*Figure record extracts:*
+===+

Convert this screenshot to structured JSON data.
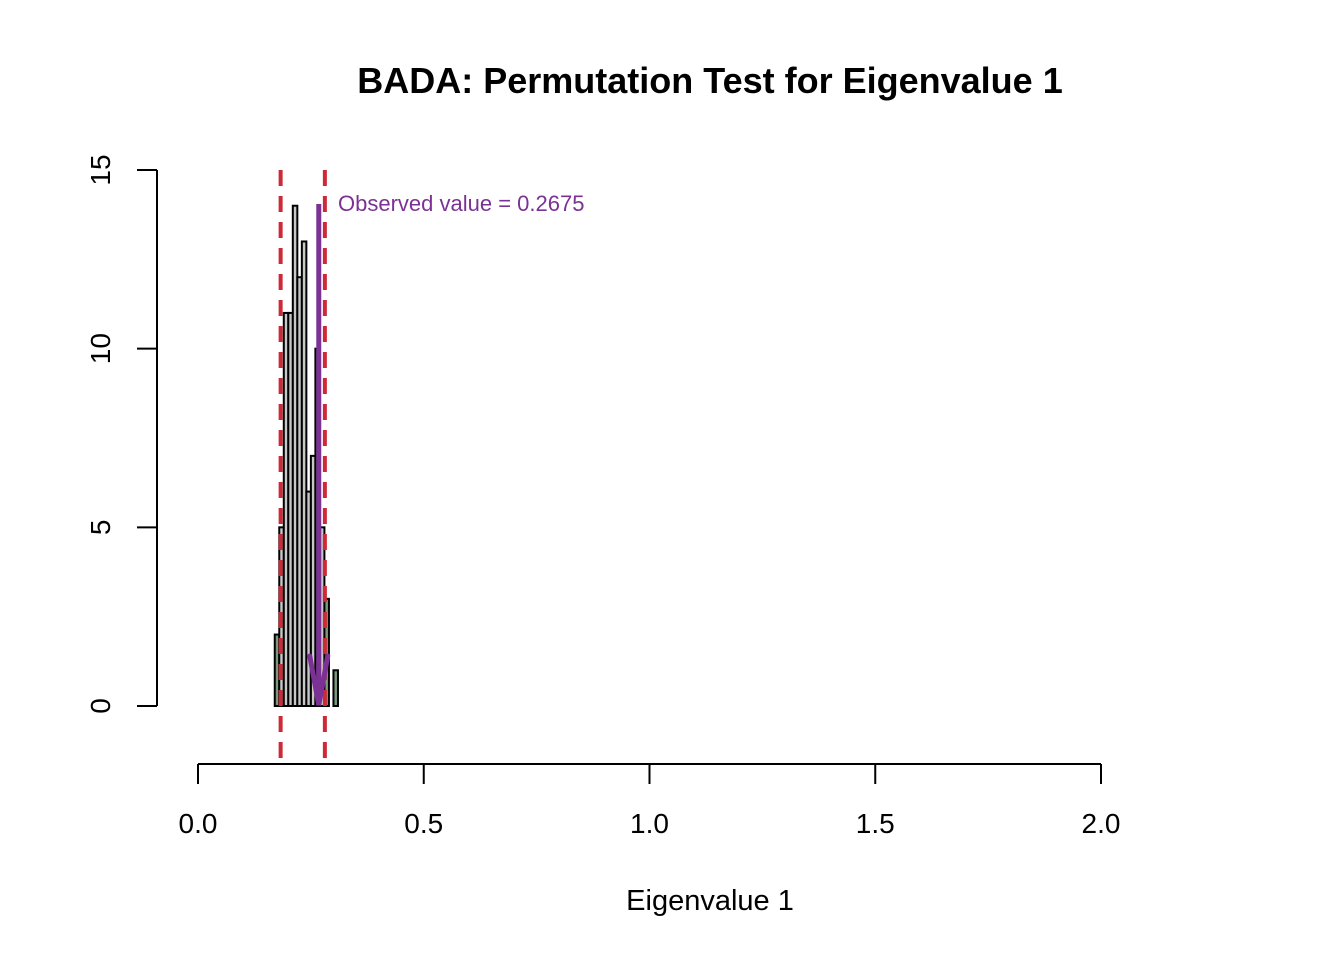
{
  "chart_data": {
    "type": "bar",
    "title": "BADA: Permutation Test for Eigenvalue 1",
    "xlabel": "Eigenvalue 1",
    "ylabel": "",
    "xlim": [
      0,
      2
    ],
    "ylim": [
      0,
      15
    ],
    "x_ticks": [
      "0.0",
      "0.5",
      "1.0",
      "1.5",
      "2.0"
    ],
    "y_ticks": [
      "0",
      "5",
      "10",
      "15"
    ],
    "bin_width": 0.01,
    "bins": [
      {
        "x0": 0.17,
        "x1": 0.18,
        "count": 2
      },
      {
        "x0": 0.18,
        "x1": 0.19,
        "count": 5
      },
      {
        "x0": 0.19,
        "x1": 0.2,
        "count": 11
      },
      {
        "x0": 0.2,
        "x1": 0.21,
        "count": 11
      },
      {
        "x0": 0.21,
        "x1": 0.22,
        "count": 14
      },
      {
        "x0": 0.22,
        "x1": 0.23,
        "count": 12
      },
      {
        "x0": 0.23,
        "x1": 0.24,
        "count": 13
      },
      {
        "x0": 0.24,
        "x1": 0.25,
        "count": 6
      },
      {
        "x0": 0.25,
        "x1": 0.26,
        "count": 7
      },
      {
        "x0": 0.26,
        "x1": 0.27,
        "count": 10
      },
      {
        "x0": 0.27,
        "x1": 0.28,
        "count": 5
      },
      {
        "x0": 0.28,
        "x1": 0.29,
        "count": 3
      },
      {
        "x0": 0.29,
        "x1": 0.3,
        "count": 0
      },
      {
        "x0": 0.3,
        "x1": 0.31,
        "count": 1
      }
    ],
    "critical_values": [
      0.183,
      0.281
    ],
    "observed_value": 0.2675,
    "annotation": "Observed value = 0.2675",
    "colors": {
      "bar_inside": "#c8c8c8",
      "bar_outside": "#7a9a80",
      "bar_stroke": "#000000",
      "critical_line": "#cc2a36",
      "observed": "#7b3294"
    }
  }
}
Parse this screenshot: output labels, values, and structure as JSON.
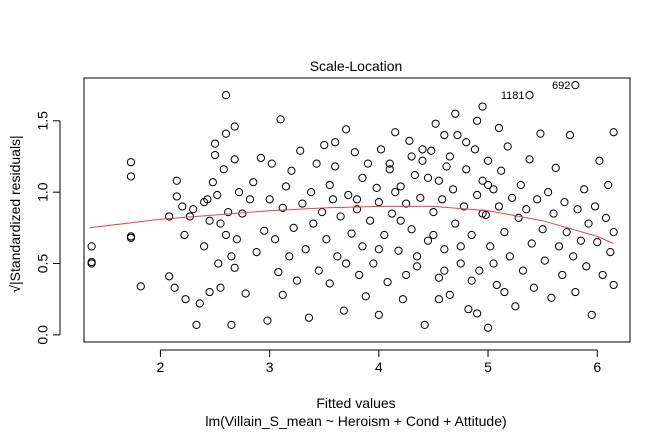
{
  "chart_data": {
    "type": "scatter",
    "title": "Scale-Location",
    "xlabel": "Fitted values",
    "subtitle": "lm(Villain_S_mean ~ Heroism + Cond + Attitude)",
    "ylabel": "√|Standardized residuals|",
    "xlim": [
      1.3,
      6.3
    ],
    "ylim": [
      -0.05,
      1.8
    ],
    "x_ticks": [
      "2",
      "3",
      "4",
      "5",
      "6"
    ],
    "y_ticks": [
      "0.0",
      "0.5",
      "1.0",
      "1.5"
    ],
    "grid": false,
    "colors": {
      "points": "#000000",
      "smooth": "#e8424f",
      "frame": "#000000"
    },
    "smooth_line": [
      {
        "x": 1.35,
        "y": 0.75
      },
      {
        "x": 2.0,
        "y": 0.81
      },
      {
        "x": 2.5,
        "y": 0.84
      },
      {
        "x": 3.0,
        "y": 0.87
      },
      {
        "x": 3.5,
        "y": 0.89
      },
      {
        "x": 4.0,
        "y": 0.9
      },
      {
        "x": 4.5,
        "y": 0.9
      },
      {
        "x": 5.0,
        "y": 0.87
      },
      {
        "x": 5.5,
        "y": 0.8
      },
      {
        "x": 6.0,
        "y": 0.69
      },
      {
        "x": 6.15,
        "y": 0.64
      }
    ],
    "labeled_points": [
      {
        "label": "1181",
        "x": 5.38,
        "y": 1.68
      },
      {
        "label": "692",
        "x": 5.8,
        "y": 1.75
      }
    ],
    "points": [
      [
        1.37,
        0.62
      ],
      [
        1.37,
        0.5
      ],
      [
        1.37,
        0.51
      ],
      [
        1.73,
        1.21
      ],
      [
        1.73,
        1.11
      ],
      [
        1.73,
        0.69
      ],
      [
        1.73,
        0.68
      ],
      [
        1.82,
        0.34
      ],
      [
        2.08,
        0.41
      ],
      [
        2.08,
        0.83
      ],
      [
        2.13,
        0.33
      ],
      [
        2.15,
        0.97
      ],
      [
        2.15,
        1.08
      ],
      [
        2.2,
        0.9
      ],
      [
        2.22,
        0.7
      ],
      [
        2.23,
        0.25
      ],
      [
        2.27,
        0.83
      ],
      [
        2.3,
        0.88
      ],
      [
        2.33,
        0.07
      ],
      [
        2.36,
        0.22
      ],
      [
        2.4,
        0.62
      ],
      [
        2.4,
        0.93
      ],
      [
        2.43,
        0.95
      ],
      [
        2.45,
        0.3
      ],
      [
        2.45,
        0.8
      ],
      [
        2.48,
        1.07
      ],
      [
        2.5,
        1.34
      ],
      [
        2.5,
        1.26
      ],
      [
        2.52,
        0.98
      ],
      [
        2.53,
        0.5
      ],
      [
        2.55,
        0.33
      ],
      [
        2.55,
        0.78
      ],
      [
        2.58,
        1.16
      ],
      [
        2.6,
        1.41
      ],
      [
        2.6,
        1.68
      ],
      [
        2.6,
        0.7
      ],
      [
        2.62,
        0.86
      ],
      [
        2.65,
        0.55
      ],
      [
        2.65,
        0.07
      ],
      [
        2.68,
        1.46
      ],
      [
        2.68,
        1.23
      ],
      [
        2.68,
        0.47
      ],
      [
        2.7,
        0.67
      ],
      [
        2.72,
        1.0
      ],
      [
        2.75,
        0.85
      ],
      [
        2.78,
        0.29
      ],
      [
        2.82,
        0.95
      ],
      [
        2.85,
        1.07
      ],
      [
        2.88,
        0.58
      ],
      [
        2.92,
        1.24
      ],
      [
        2.95,
        0.73
      ],
      [
        2.98,
        0.1
      ],
      [
        3.0,
        0.95
      ],
      [
        3.02,
        1.2
      ],
      [
        3.05,
        0.67
      ],
      [
        3.08,
        0.44
      ],
      [
        3.1,
        1.51
      ],
      [
        3.12,
        0.89
      ],
      [
        3.12,
        0.28
      ],
      [
        3.15,
        1.04
      ],
      [
        3.18,
        0.55
      ],
      [
        3.2,
        1.15
      ],
      [
        3.22,
        0.75
      ],
      [
        3.25,
        0.38
      ],
      [
        3.28,
        1.29
      ],
      [
        3.3,
        0.92
      ],
      [
        3.33,
        0.6
      ],
      [
        3.36,
        0.12
      ],
      [
        3.38,
        1.0
      ],
      [
        3.4,
        0.78
      ],
      [
        3.43,
        1.2
      ],
      [
        3.45,
        0.45
      ],
      [
        3.48,
        0.86
      ],
      [
        3.5,
        1.33
      ],
      [
        3.52,
        0.67
      ],
      [
        3.55,
        1.05
      ],
      [
        3.55,
        0.36
      ],
      [
        3.58,
        0.95
      ],
      [
        3.6,
        1.18
      ],
      [
        3.62,
        0.55
      ],
      [
        3.65,
        0.83
      ],
      [
        3.68,
        0.17
      ],
      [
        3.7,
        1.44
      ],
      [
        3.72,
        0.98
      ],
      [
        3.75,
        0.71
      ],
      [
        3.78,
        1.28
      ],
      [
        3.8,
        0.88
      ],
      [
        3.82,
        0.42
      ],
      [
        3.85,
        1.1
      ],
      [
        3.85,
        0.62
      ],
      [
        3.88,
        0.27
      ],
      [
        3.9,
        1.2
      ],
      [
        3.92,
        0.8
      ],
      [
        3.95,
        0.5
      ],
      [
        3.98,
        1.03
      ],
      [
        4.0,
        0.93
      ],
      [
        4.0,
        0.14
      ],
      [
        4.02,
        1.3
      ],
      [
        4.05,
        0.7
      ],
      [
        4.08,
        0.37
      ],
      [
        4.1,
        1.16
      ],
      [
        4.12,
        0.85
      ],
      [
        4.15,
        1.42
      ],
      [
        4.18,
        0.59
      ],
      [
        4.2,
        1.04
      ],
      [
        4.22,
        0.25
      ],
      [
        4.25,
        0.92
      ],
      [
        4.28,
        1.36
      ],
      [
        4.3,
        0.74
      ],
      [
        4.33,
        1.12
      ],
      [
        4.35,
        0.48
      ],
      [
        4.38,
        0.96
      ],
      [
        4.4,
        1.22
      ],
      [
        4.42,
        0.07
      ],
      [
        4.45,
        0.66
      ],
      [
        4.48,
        1.29
      ],
      [
        4.5,
        0.86
      ],
      [
        4.52,
        1.48
      ],
      [
        4.55,
        1.08
      ],
      [
        4.55,
        0.4
      ],
      [
        4.58,
        0.95
      ],
      [
        4.6,
        0.6
      ],
      [
        4.62,
        1.18
      ],
      [
        4.65,
        0.28
      ],
      [
        4.68,
        1.02
      ],
      [
        4.7,
        0.78
      ],
      [
        4.72,
        1.4
      ],
      [
        4.75,
        0.5
      ],
      [
        4.78,
        0.9
      ],
      [
        4.8,
        1.16
      ],
      [
        4.82,
        0.18
      ],
      [
        4.85,
        0.7
      ],
      [
        4.88,
        1.3
      ],
      [
        4.9,
        0.98
      ],
      [
        4.92,
        0.45
      ],
      [
        4.95,
        1.08
      ],
      [
        4.98,
        0.84
      ],
      [
        5.0,
        1.22
      ],
      [
        5.0,
        0.05
      ],
      [
        5.02,
        0.62
      ],
      [
        5.05,
        1.02
      ],
      [
        5.08,
        0.35
      ],
      [
        5.1,
        0.9
      ],
      [
        5.12,
        1.15
      ],
      [
        5.15,
        0.72
      ],
      [
        5.18,
        1.32
      ],
      [
        5.2,
        0.55
      ],
      [
        5.22,
        0.96
      ],
      [
        5.25,
        0.2
      ],
      [
        5.28,
        0.82
      ],
      [
        5.3,
        1.05
      ],
      [
        5.32,
        0.45
      ],
      [
        5.35,
        0.88
      ],
      [
        5.38,
        1.23
      ],
      [
        5.4,
        0.64
      ],
      [
        5.42,
        0.33
      ],
      [
        5.45,
        0.95
      ],
      [
        5.48,
        1.41
      ],
      [
        5.5,
        0.74
      ],
      [
        5.52,
        0.52
      ],
      [
        5.55,
        1.0
      ],
      [
        5.58,
        0.26
      ],
      [
        5.6,
        0.85
      ],
      [
        5.62,
        1.17
      ],
      [
        5.65,
        0.62
      ],
      [
        5.68,
        0.42
      ],
      [
        5.7,
        0.93
      ],
      [
        5.72,
        0.72
      ],
      [
        5.75,
        1.4
      ],
      [
        5.78,
        0.55
      ],
      [
        5.8,
        0.3
      ],
      [
        5.82,
        0.88
      ],
      [
        5.85,
        0.66
      ],
      [
        5.88,
        1.02
      ],
      [
        5.9,
        0.48
      ],
      [
        5.92,
        0.78
      ],
      [
        5.95,
        0.14
      ],
      [
        5.98,
        0.9
      ],
      [
        6.0,
        0.65
      ],
      [
        6.02,
        1.22
      ],
      [
        6.05,
        0.42
      ],
      [
        6.08,
        0.82
      ],
      [
        6.1,
        1.05
      ],
      [
        6.12,
        0.58
      ],
      [
        6.15,
        1.42
      ],
      [
        6.15,
        0.72
      ],
      [
        6.15,
        0.35
      ],
      [
        4.3,
        1.25
      ],
      [
        4.6,
        1.4
      ],
      [
        4.9,
        1.5
      ],
      [
        4.95,
        1.6
      ],
      [
        4.7,
        1.55
      ],
      [
        4.4,
        1.3
      ],
      [
        5.1,
        1.45
      ],
      [
        3.6,
        1.35
      ],
      [
        4.1,
        1.2
      ],
      [
        4.45,
        1.1
      ],
      [
        4.65,
        1.25
      ],
      [
        4.8,
        1.35
      ],
      [
        5.0,
        1.05
      ],
      [
        4.2,
        0.8
      ],
      [
        4.5,
        0.7
      ],
      [
        4.75,
        0.62
      ],
      [
        5.05,
        0.5
      ],
      [
        4.35,
        0.55
      ],
      [
        4.6,
        0.45
      ],
      [
        4.85,
        0.38
      ],
      [
        5.15,
        0.3
      ],
      [
        4.0,
        0.6
      ],
      [
        3.7,
        0.5
      ],
      [
        4.25,
        0.42
      ],
      [
        4.55,
        0.25
      ],
      [
        4.9,
        0.15
      ],
      [
        3.8,
        0.95
      ],
      [
        4.15,
        1.0
      ],
      [
        4.95,
        0.85
      ]
    ]
  }
}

+===+

*Exercise requirements:* Pick out each line containing "screenshot" and report it.

*Output for this task:*
Convert this screenshot to structured JSON data.
Parse this screenshot: output labels, values, and structure as JSON.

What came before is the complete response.